▸ **WHAT TO WORK ON**:
Gather every line in the records below that contains the word "Accuracy".

——————————

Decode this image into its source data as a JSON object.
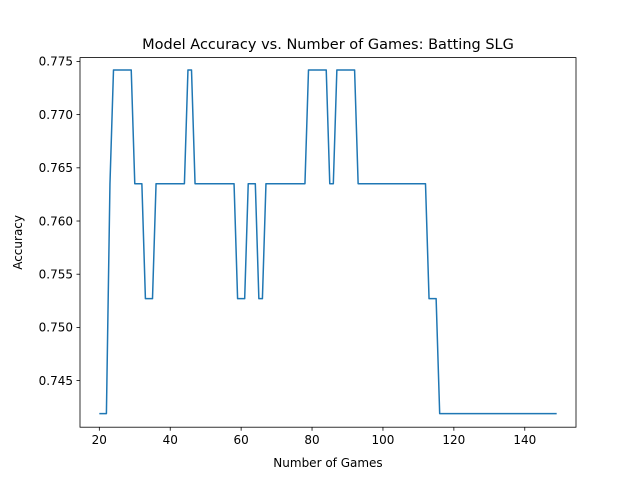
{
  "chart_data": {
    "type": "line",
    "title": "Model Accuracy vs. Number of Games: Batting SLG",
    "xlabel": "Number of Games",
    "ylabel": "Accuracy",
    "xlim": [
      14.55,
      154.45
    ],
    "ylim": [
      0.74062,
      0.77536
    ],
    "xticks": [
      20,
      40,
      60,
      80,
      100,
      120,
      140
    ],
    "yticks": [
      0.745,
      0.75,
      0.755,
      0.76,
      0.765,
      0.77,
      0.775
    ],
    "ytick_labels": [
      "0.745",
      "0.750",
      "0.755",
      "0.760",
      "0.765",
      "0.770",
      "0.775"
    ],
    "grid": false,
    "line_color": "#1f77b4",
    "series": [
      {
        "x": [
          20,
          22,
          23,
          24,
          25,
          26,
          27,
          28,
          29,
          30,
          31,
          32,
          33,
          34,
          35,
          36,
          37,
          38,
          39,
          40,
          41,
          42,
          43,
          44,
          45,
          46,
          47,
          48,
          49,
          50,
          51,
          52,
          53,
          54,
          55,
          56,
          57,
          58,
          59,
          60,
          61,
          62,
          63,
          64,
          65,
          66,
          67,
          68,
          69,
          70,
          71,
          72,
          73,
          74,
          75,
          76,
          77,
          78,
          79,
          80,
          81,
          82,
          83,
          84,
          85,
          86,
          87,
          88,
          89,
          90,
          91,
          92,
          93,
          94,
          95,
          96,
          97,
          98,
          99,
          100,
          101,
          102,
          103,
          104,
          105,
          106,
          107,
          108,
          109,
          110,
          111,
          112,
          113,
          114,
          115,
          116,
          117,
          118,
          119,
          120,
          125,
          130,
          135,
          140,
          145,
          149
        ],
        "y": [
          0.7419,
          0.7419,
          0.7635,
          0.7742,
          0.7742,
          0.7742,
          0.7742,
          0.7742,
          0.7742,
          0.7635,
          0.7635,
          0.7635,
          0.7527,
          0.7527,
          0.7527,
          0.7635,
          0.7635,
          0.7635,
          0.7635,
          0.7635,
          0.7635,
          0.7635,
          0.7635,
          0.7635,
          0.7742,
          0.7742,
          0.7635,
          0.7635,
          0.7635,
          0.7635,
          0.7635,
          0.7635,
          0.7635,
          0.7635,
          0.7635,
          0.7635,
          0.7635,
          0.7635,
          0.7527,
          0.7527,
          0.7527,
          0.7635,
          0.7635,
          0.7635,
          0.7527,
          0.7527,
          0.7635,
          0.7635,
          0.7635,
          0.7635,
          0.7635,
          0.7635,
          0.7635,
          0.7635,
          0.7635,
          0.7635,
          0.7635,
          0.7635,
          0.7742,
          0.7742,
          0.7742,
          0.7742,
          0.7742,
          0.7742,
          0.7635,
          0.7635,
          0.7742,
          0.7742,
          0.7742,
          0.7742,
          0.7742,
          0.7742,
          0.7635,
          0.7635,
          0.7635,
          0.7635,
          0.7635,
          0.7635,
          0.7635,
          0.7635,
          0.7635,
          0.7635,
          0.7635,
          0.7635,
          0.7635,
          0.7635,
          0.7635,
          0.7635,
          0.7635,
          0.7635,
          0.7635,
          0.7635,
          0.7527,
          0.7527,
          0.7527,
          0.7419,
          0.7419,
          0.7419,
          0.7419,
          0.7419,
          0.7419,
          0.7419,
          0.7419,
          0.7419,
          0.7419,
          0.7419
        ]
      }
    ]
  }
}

——————————

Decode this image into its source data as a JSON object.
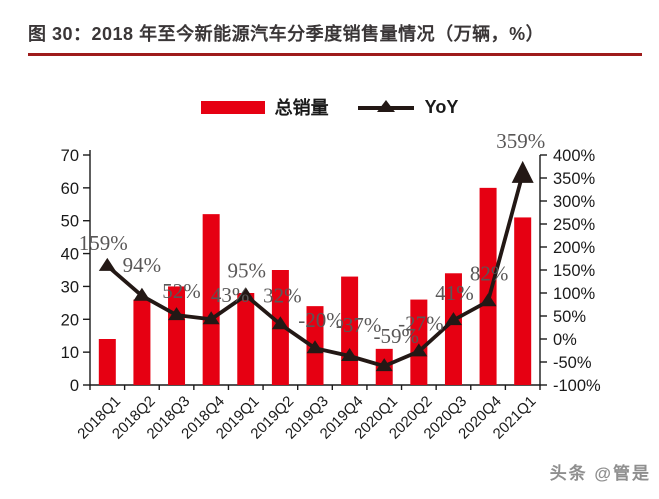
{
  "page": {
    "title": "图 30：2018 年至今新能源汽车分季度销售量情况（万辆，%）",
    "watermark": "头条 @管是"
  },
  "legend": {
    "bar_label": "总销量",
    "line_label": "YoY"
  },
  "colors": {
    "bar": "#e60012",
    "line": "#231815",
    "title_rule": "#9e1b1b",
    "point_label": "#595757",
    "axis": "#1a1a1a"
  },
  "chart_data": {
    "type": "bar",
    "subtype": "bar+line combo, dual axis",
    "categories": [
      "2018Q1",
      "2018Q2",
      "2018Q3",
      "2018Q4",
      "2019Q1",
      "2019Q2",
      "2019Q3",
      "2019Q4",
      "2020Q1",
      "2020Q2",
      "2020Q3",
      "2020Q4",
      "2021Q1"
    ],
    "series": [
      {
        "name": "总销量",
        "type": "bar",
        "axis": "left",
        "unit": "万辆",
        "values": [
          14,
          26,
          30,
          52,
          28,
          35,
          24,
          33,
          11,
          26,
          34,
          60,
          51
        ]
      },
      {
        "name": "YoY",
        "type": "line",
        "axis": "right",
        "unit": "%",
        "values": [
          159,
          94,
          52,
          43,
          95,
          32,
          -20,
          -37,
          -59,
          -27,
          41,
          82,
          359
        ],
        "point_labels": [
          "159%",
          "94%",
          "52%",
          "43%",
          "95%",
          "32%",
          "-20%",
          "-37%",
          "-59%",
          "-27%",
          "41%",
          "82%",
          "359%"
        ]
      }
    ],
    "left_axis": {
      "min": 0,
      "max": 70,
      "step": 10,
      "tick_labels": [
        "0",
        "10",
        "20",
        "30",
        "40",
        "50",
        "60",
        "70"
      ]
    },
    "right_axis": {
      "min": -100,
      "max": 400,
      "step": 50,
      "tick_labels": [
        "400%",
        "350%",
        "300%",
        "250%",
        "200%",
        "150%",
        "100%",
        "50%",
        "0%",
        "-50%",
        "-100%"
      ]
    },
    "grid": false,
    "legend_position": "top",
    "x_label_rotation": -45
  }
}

——————————

▸ **REPLY TO THE EXERCISE**:
    "title": "Model Accuracy vs. Number of Games: Batting SLG",
    "ylabel": "Accuracy",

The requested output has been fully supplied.